[begin Data to use]

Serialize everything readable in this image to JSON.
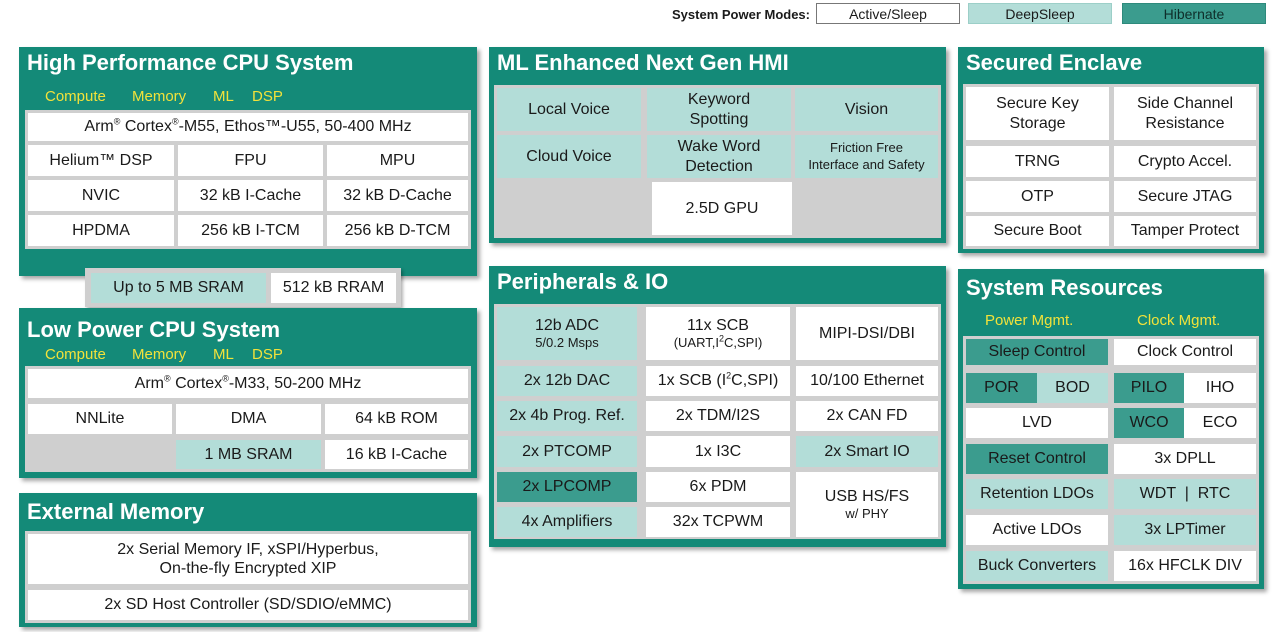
{
  "legend": {
    "label": "System Power Modes:",
    "active": "Active/Sleep",
    "deep": "DeepSleep",
    "hibernate": "Hibernate"
  },
  "colors": {
    "panel": "#148a78",
    "active_sleep": "#ffffff",
    "deep_sleep": "#b3ddd8",
    "hibernate": "#3b9c8e",
    "subtitle": "#f2e23a"
  },
  "hp_cpu": {
    "title": "High Performance CPU System",
    "sub": [
      "Compute",
      "Memory",
      "ML",
      "DSP"
    ],
    "core": {
      "pre": "Arm",
      "sup": "®",
      "post": " Cortex",
      "sup2": "®",
      "post2": "-M55, Ethos™-U55, 50-400 MHz"
    },
    "cells": [
      "Helium™ DSP",
      "FPU",
      "MPU",
      "NVIC",
      "32 kB I-Cache",
      "32 kB D-Cache",
      "HPDMA",
      "256 kB I-TCM",
      "256 kB D-TCM"
    ]
  },
  "shared_mem": {
    "sram": "Up to 5 MB SRAM",
    "rram": "512 kB RRAM"
  },
  "lp_cpu": {
    "title": "Low Power CPU System",
    "sub": [
      "Compute",
      "Memory",
      "ML",
      "DSP"
    ],
    "core": {
      "pre": "Arm",
      "sup": "®",
      "post": " Cortex",
      "sup2": "®",
      "post2": "-M33, 50-200 MHz"
    },
    "cells": [
      "NNLite",
      "DMA",
      "64 kB ROM",
      "1 MB SRAM",
      "16 kB I-Cache"
    ]
  },
  "ext_mem": {
    "title": "External Memory",
    "line1": "2x Serial Memory IF, xSPI/Hyperbus,",
    "line2": "On-the-fly Encrypted XIP",
    "sd": "2x SD Host Controller (SD/SDIO/eMMC)"
  },
  "hmi": {
    "title": "ML Enhanced Next Gen HMI",
    "local_voice": "Local Voice",
    "kws1": "Keyword",
    "kws2": "Spotting",
    "vision": "Vision",
    "cloud_voice": "Cloud Voice",
    "wwd1": "Wake Word",
    "wwd2": "Detection",
    "ff1": "Friction Free",
    "ff2": "Interface and Safety",
    "gpu": "2.5D GPU"
  },
  "periph": {
    "title": "Peripherals & IO",
    "adc1": "12b ADC",
    "adc2": "5/0.2 Msps",
    "scb1": "11x SCB",
    "scb2": {
      "pre": "(UART,I",
      "sup": "2",
      "post": "C,SPI)"
    },
    "mipi": "MIPI-DSI/DBI",
    "dac": "2x 12b DAC",
    "scb1x": {
      "pre": "1x SCB (I",
      "sup": "2",
      "post": "C,SPI)"
    },
    "eth": "10/100 Ethernet",
    "ref": "2x 4b Prog. Ref.",
    "tdm": "2x TDM/I2S",
    "can": "2x CAN FD",
    "ptcomp": "2x PTCOMP",
    "i3c": "1x I3C",
    "smartio": "2x Smart IO",
    "lpcomp": "2x LPCOMP",
    "pdm": "6x PDM",
    "usb1": "USB HS/FS",
    "usb2": "w/ PHY",
    "amp": "4x Amplifiers",
    "tcpwm": "32x TCPWM"
  },
  "secure": {
    "title": "Secured Enclave",
    "key1": "Secure Key",
    "key2": "Storage",
    "sc1": "Side Channel",
    "sc2": "Resistance",
    "trng": "TRNG",
    "crypto": "Crypto Accel.",
    "otp": "OTP",
    "jtag": "Secure JTAG",
    "boot": "Secure Boot",
    "tamper": "Tamper Protect"
  },
  "sysres": {
    "title": "System Resources",
    "power": "Power Mgmt.",
    "clock": "Clock Mgmt.",
    "sleep": "Sleep Control",
    "clkctl": "Clock Control",
    "por": "POR",
    "bod": "BOD",
    "pilo": "PILO",
    "iho": "IHO",
    "lvd": "LVD",
    "wco": "WCO",
    "eco": "ECO",
    "reset": "Reset Control",
    "dpll": "3x DPLL",
    "retldo": "Retention LDOs",
    "wdt": "WDT  |  RTC",
    "actldo": "Active LDOs",
    "lptimer": "3x LPTimer",
    "buck": "Buck Converters",
    "hfclk": "16x HFCLK DIV"
  }
}
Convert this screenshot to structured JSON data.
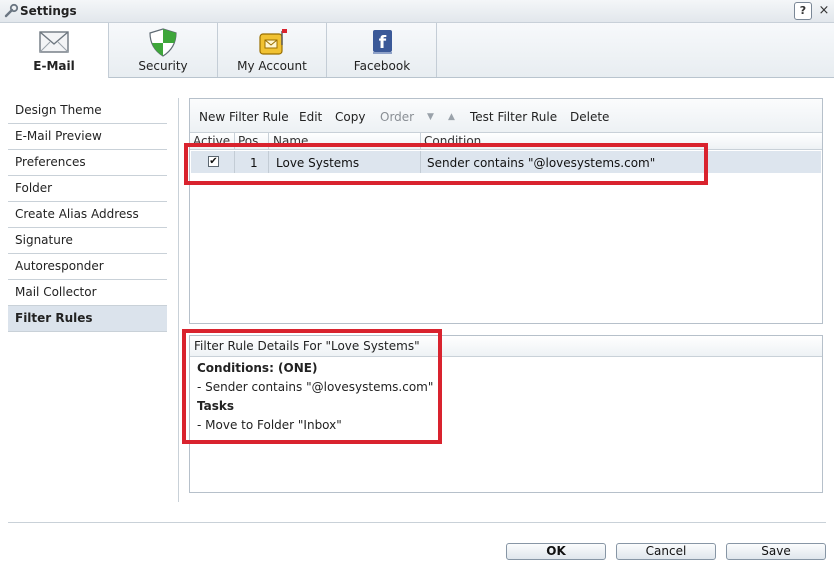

[end Data to use]

# Written exercise
Report each line in the data that holds the word "System".

# Finished task
    "label": "System Power Modes:",
    "title": "High Performance CPU System",
    "title": "Low Power CPU System",
    "title": "System Resources",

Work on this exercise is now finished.